Exercise description:
Copy out all the entries exactly.

Dataset records:
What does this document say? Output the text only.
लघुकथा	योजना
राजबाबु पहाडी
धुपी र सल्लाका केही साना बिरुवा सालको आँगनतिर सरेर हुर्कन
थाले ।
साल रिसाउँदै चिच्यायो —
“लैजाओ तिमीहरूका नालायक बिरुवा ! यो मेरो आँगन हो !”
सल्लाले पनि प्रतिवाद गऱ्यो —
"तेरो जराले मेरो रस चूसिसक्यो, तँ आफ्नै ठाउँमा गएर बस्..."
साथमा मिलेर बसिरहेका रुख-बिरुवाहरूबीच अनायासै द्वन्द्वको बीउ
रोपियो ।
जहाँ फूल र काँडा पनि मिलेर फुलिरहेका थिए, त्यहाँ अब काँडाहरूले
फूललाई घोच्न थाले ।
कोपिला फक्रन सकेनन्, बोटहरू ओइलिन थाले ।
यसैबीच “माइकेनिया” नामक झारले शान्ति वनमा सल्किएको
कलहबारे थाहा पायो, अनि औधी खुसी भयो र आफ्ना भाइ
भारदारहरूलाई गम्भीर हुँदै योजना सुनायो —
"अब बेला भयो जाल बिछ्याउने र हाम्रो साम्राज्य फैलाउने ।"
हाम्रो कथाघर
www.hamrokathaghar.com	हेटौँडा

The answer:
What does this document say? Output the text only.
लघुकथा	योजना
राजबाबु पहाडी
धुपी र सल्लाका केही साना बिरुवा सालको आँगनतिर सरेर हुर्कन
थाले ।
साल रिसाउँदै चिच्यायो —
“लैजाओ तिमीहरूका नालायक बिरुवा ! यो मेरो आँगन हो !”
सल्लाले पनि प्रतिवाद गऱ्यो —
"तेरो जराले मेरो रस चूसिसक्यो, तँ आफ्नै ठाउँमा गएर बस्..."
साथमा मिलेर बसिरहेका रुख-बिरुवाहरूबीच अनायासै द्वन्द्वको बीउ
रोपियो ।
जहाँ फूल र काँडा पनि मिलेर फुलिरहेका थिए, त्यहाँ अब काँडाहरूले
फूललाई घोच्न थाले ।
कोपिला फक्रन सकेनन्, बोटहरू ओइलिन थाले ।
यसैबीच “माइकेनिया” नामक झारले शान्ति वनमा सल्किएको
कलहबारे थाहा पायो, अनि औधी खुसी भयो र आफ्ना भाइ
भारदारहरूलाई गम्भीर हुँदै योजना सुनायो —
"अब बेला भयो जाल बिछ्याउने र हाम्रो साम्राज्य फैलाउने ।"
हाम्रो कथाघर
www.hamrokathaghar.com	हेटौँडा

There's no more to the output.